Stated exercise: Repeat the listing that follows, character for character, minus the pictures.
........
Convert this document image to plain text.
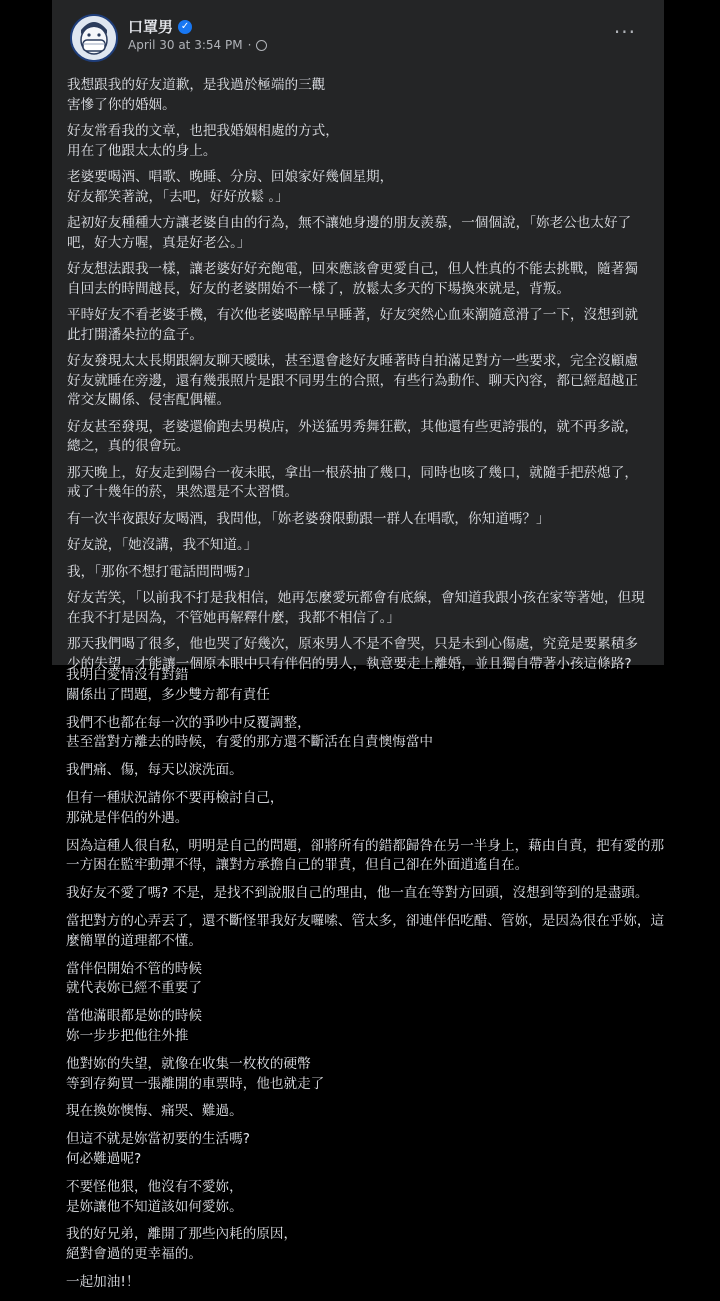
口罩男 ✓
April 30 at 3:54 PM ·
···

我想跟我的好友道歉，是我過於極端的三觀
害慘了你的婚姻。

好友常看我的文章，也把我婚姻相處的方式，
用在了他跟太太的身上。

老婆要喝酒、唱歌、晚睡、分房、回娘家好幾個星期，
好友都笑著說，「去吧，好好放鬆 。」

起初好友種種大方讓老婆自由的行為，無不讓她身邊的朋友羨慕，一個個說，「妳老公也太好了吧，好大方喔，真是好老公。」

好友想法跟我一樣，讓老婆好好充飽電，回來應該會更愛自己，但人性真的不能去挑戰，隨著獨自回去的時間越長，好友的老婆開始不一樣了，放鬆太多天的下場換來就是，背叛。

平時好友不看老婆手機，有次他老婆喝醉早早睡著，好友突然心血來潮隨意滑了一下，沒想到就此打開潘朵拉的盒子。

好友發現太太長期跟網友聊天曖昧，甚至還會趁好友睡著時自拍滿足對方一些要求，完全沒顧慮好友就睡在旁邊，還有幾張照片是跟不同男生的合照，有些行為動作、聊天內容，都已經超越正常交友關係、侵害配偶權。

好友甚至發現，老婆還偷跑去男模店，外送猛男秀舞狂歡，其他還有些更誇張的，就不再多說，總之，真的很會玩。

那天晚上，好友走到陽台一夜未眠，拿出一根菸抽了幾口，同時也咳了幾口，就隨手把菸熄了，戒了十幾年的菸，果然還是不太習慣。

有一次半夜跟好友喝酒，我問他，「妳老婆發限動跟一群人在唱歌，你知道嗎？」

好友說，「她沒講，我不知道。」

我，「那你不想打電話問問嗎?」

好友苦笑，「以前我不打是我相信，她再怎麼愛玩都會有底線，會知道我跟小孩在家等著她，但現在我不打是因為，不管她再解釋什麼，我都不相信了。」

那天我們喝了很多，他也哭了好幾次，原來男人不是不會哭，只是未到心傷處，究竟是要累積多少的失望，才能讓一個原本眼中只有伴侶的男人，執意要走上離婚，並且獨自帶著小孩這條路?

我明白愛情沒有對錯
關係出了問題，多少雙方都有責任

我們不也都在每一次的爭吵中反覆調整，
甚至當對方離去的時候，有愛的那方還不斷活在自責懊悔當中

我們痛、傷，每天以淚洗面。

但有一種狀況請你不要再檢討自己，
那就是伴侶的外遇。

因為這種人很自私，明明是自己的問題，卻將所有的錯都歸咎在另一半身上，藉由自責，把有愛的那一方困在監牢動彈不得，讓對方承擔自己的罪責，但自己卻在外面逍遙自在。

我好友不愛了嗎? 不是，是找不到說服自己的理由，他一直在等對方回頭，沒想到等到的是盡頭。

當把對方的心弄丟了，還不斷怪罪我好友囉嗦、管太多，卻連伴侶吃醋、管妳，是因為很在乎妳，這麼簡單的道理都不懂。

當伴侶開始不管的時候
就代表妳已經不重要了

當他滿眼都是妳的時候
妳一步步把他往外推

他對妳的失望，就像在收集一枚枚的硬幣
等到存夠買一張離開的車票時，他也就走了

現在換妳懊悔、痛哭、難過。

但這不就是妳當初要的生活嗎?
何必難過呢?

不要怪他狠，他沒有不愛妳，
是妳讓他不知道該如何愛妳。

我的好兄弟，離開了那些內耗的原因，
絕對會過的更幸福的。

一起加油!！
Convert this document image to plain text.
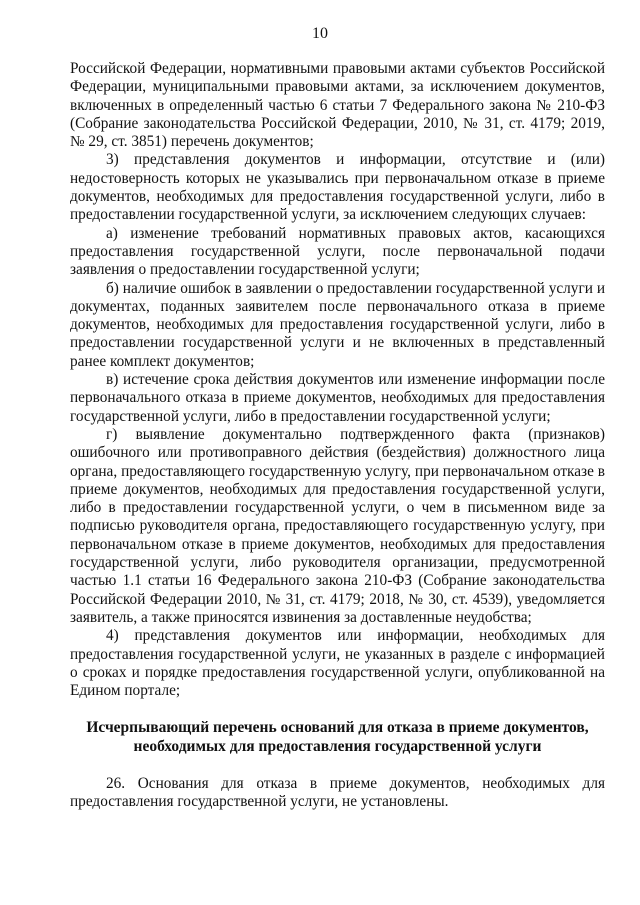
10

Российской Федерации, нормативными правовыми актами субъектов Российской Федерации, муниципальными правовыми актами, за исключением документов, включенных в определенный частью 6 статьи 7 Федерального закона № 210-ФЗ (Собрание законодательства Российской Федерации, 2010, № 31, ст. 4179; 2019, № 29, ст. 3851) перечень документов;

3) представления документов и информации, отсутствие и (или) недостоверность которых не указывались при первоначальном отказе в приеме документов, необходимых для предоставления государственной услуги, либо в предоставлении государственной услуги, за исключением следующих случаев:

а) изменение требований нормативных правовых актов, касающихся предоставления государственной услуги, после первоначальной подачи заявления о предоставлении государственной услуги;

б) наличие ошибок в заявлении о предоставлении государственной услуги и документах, поданных заявителем после первоначального отказа в приеме документов, необходимых для предоставления государственной услуги, либо в предоставлении государственной услуги и не включенных в представленный ранее комплект документов;

в) истечение срока действия документов или изменение информации после первоначального отказа в приеме документов, необходимых для предоставления государственной услуги, либо в предоставлении государственной услуги;

г) выявление документально подтвержденного факта (признаков) ошибочного или противоправного действия (бездействия) должностного лица органа, предоставляющего государственную услугу, при первоначальном отказе в приеме документов, необходимых для предоставления государственной услуги, либо в предоставлении государственной услуги, о чем в письменном виде за подписью руководителя органа, предоставляющего государственную услугу, при первоначальном отказе в приеме документов, необходимых для предоставления государственной услуги, либо руководителя организации, предусмотренной частью 1.1 статьи 16 Федерального закона 210-ФЗ (Собрание законодательства Российской Федерации 2010, № 31, ст. 4179; 2018, № 30, ст. 4539), уведомляется заявитель, а также приносятся извинения за доставленные неудобства;

4) представления документов или информации, необходимых для предоставления государственной услуги, не указанных в разделе с информацией о сроках и порядке предоставления государственной услуги, опубликованной на Едином портале;

Исчерпывающий перечень оснований для отказа в приеме документов, необходимых для предоставления государственной услуги

26. Основания для отказа в приеме документов, необходимых для предоставления государственной услуги, не установлены.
........
Response below:
Convert this document image to plain text.
口罩男 ✓
April 30 at 3:54 PM ·
···

我想跟我的好友道歉，是我過於極端的三觀
害慘了你的婚姻。

好友常看我的文章，也把我婚姻相處的方式，
用在了他跟太太的身上。

老婆要喝酒、唱歌、晚睡、分房、回娘家好幾個星期，
好友都笑著說，「去吧，好好放鬆 。」

起初好友種種大方讓老婆自由的行為，無不讓她身邊的朋友羨慕，一個個說，「妳老公也太好了吧，好大方喔，真是好老公。」

好友想法跟我一樣，讓老婆好好充飽電，回來應該會更愛自己，但人性真的不能去挑戰，隨著獨自回去的時間越長，好友的老婆開始不一樣了，放鬆太多天的下場換來就是，背叛。

平時好友不看老婆手機，有次他老婆喝醉早早睡著，好友突然心血來潮隨意滑了一下，沒想到就此打開潘朵拉的盒子。

好友發現太太長期跟網友聊天曖昧，甚至還會趁好友睡著時自拍滿足對方一些要求，完全沒顧慮好友就睡在旁邊，還有幾張照片是跟不同男生的合照，有些行為動作、聊天內容，都已經超越正常交友關係、侵害配偶權。

好友甚至發現，老婆還偷跑去男模店，外送猛男秀舞狂歡，其他還有些更誇張的，就不再多說，總之，真的很會玩。

那天晚上，好友走到陽台一夜未眠，拿出一根菸抽了幾口，同時也咳了幾口，就隨手把菸熄了，戒了十幾年的菸，果然還是不太習慣。

有一次半夜跟好友喝酒，我問他，「妳老婆發限動跟一群人在唱歌，你知道嗎？」

好友說，「她沒講，我不知道。」

我，「那你不想打電話問問嗎?」

好友苦笑，「以前我不打是我相信，她再怎麼愛玩都會有底線，會知道我跟小孩在家等著她，但現在我不打是因為，不管她再解釋什麼，我都不相信了。」

那天我們喝了很多，他也哭了好幾次，原來男人不是不會哭，只是未到心傷處，究竟是要累積多少的失望，才能讓一個原本眼中只有伴侶的男人，執意要走上離婚，並且獨自帶著小孩這條路?

我明白愛情沒有對錯
關係出了問題，多少雙方都有責任

我們不也都在每一次的爭吵中反覆調整，
甚至當對方離去的時候，有愛的那方還不斷活在自責懊悔當中

我們痛、傷，每天以淚洗面。

但有一種狀況請你不要再檢討自己，
那就是伴侶的外遇。

因為這種人很自私，明明是自己的問題，卻將所有的錯都歸咎在另一半身上，藉由自責，把有愛的那一方困在監牢動彈不得，讓對方承擔自己的罪責，但自己卻在外面逍遙自在。

我好友不愛了嗎? 不是，是找不到說服自己的理由，他一直在等對方回頭，沒想到等到的是盡頭。

當把對方的心弄丟了，還不斷怪罪我好友囉嗦、管太多，卻連伴侶吃醋、管妳，是因為很在乎妳，這麼簡單的道理都不懂。

當伴侶開始不管的時候
就代表妳已經不重要了

當他滿眼都是妳的時候
妳一步步把他往外推

他對妳的失望，就像在收集一枚枚的硬幣
等到存夠買一張離開的車票時，他也就走了

現在換妳懊悔、痛哭、難過。

但這不就是妳當初要的生活嗎?
何必難過呢?

不要怪他狠，他沒有不愛妳，
是妳讓他不知道該如何愛妳。

我的好兄弟，離開了那些內耗的原因，
絕對會過的更幸福的。

一起加油!！
Convert this document image to plain text.
10

Российской Федерации, нормативными правовыми актами субъектов Российской Федерации, муниципальными правовыми актами, за исключением документов, включенных в определенный частью 6 статьи 7 Федерального закона № 210-ФЗ (Собрание законодательства Российской Федерации, 2010, № 31, ст. 4179; 2019, № 29, ст. 3851) перечень документов;

3) представления документов и информации, отсутствие и (или) недостоверность которых не указывались при первоначальном отказе в приеме документов, необходимых для предоставления государственной услуги, либо в предоставлении государственной услуги, за исключением следующих случаев:

а) изменение требований нормативных правовых актов, касающихся предоставления государственной услуги, после первоначальной подачи заявления о предоставлении государственной услуги;

б) наличие ошибок в заявлении о предоставлении государственной услуги и документах, поданных заявителем после первоначального отказа в приеме документов, необходимых для предоставления государственной услуги, либо в предоставлении государственной услуги и не включенных в представленный ранее комплект документов;

в) истечение срока действия документов или изменение информации после первоначального отказа в приеме документов, необходимых для предоставления государственной услуги, либо в предоставлении государственной услуги;

г) выявление документально подтвержденного факта (признаков) ошибочного или противоправного действия (бездействия) должностного лица органа, предоставляющего государственную услугу, при первоначальном отказе в приеме документов, необходимых для предоставления государственной услуги, либо в предоставлении государственной услуги, о чем в письменном виде за подписью руководителя органа, предоставляющего государственную услугу, при первоначальном отказе в приеме документов, необходимых для предоставления государственной услуги, либо руководителя организации, предусмотренной частью 1.1 статьи 16 Федерального закона 210-ФЗ (Собрание законодательства Российской Федерации 2010, № 31, ст. 4179; 2018, № 30, ст. 4539), уведомляется заявитель, а также приносятся извинения за доставленные неудобства;

4) представления документов или информации, необходимых для предоставления государственной услуги, не указанных в разделе с информацией о сроках и порядке предоставления государственной услуги, опубликованной на Едином портале;

Исчерпывающий перечень оснований для отказа в приеме документов, необходимых для предоставления государственной услуги

26. Основания для отказа в приеме документов, необходимых для предоставления государственной услуги, не установлены.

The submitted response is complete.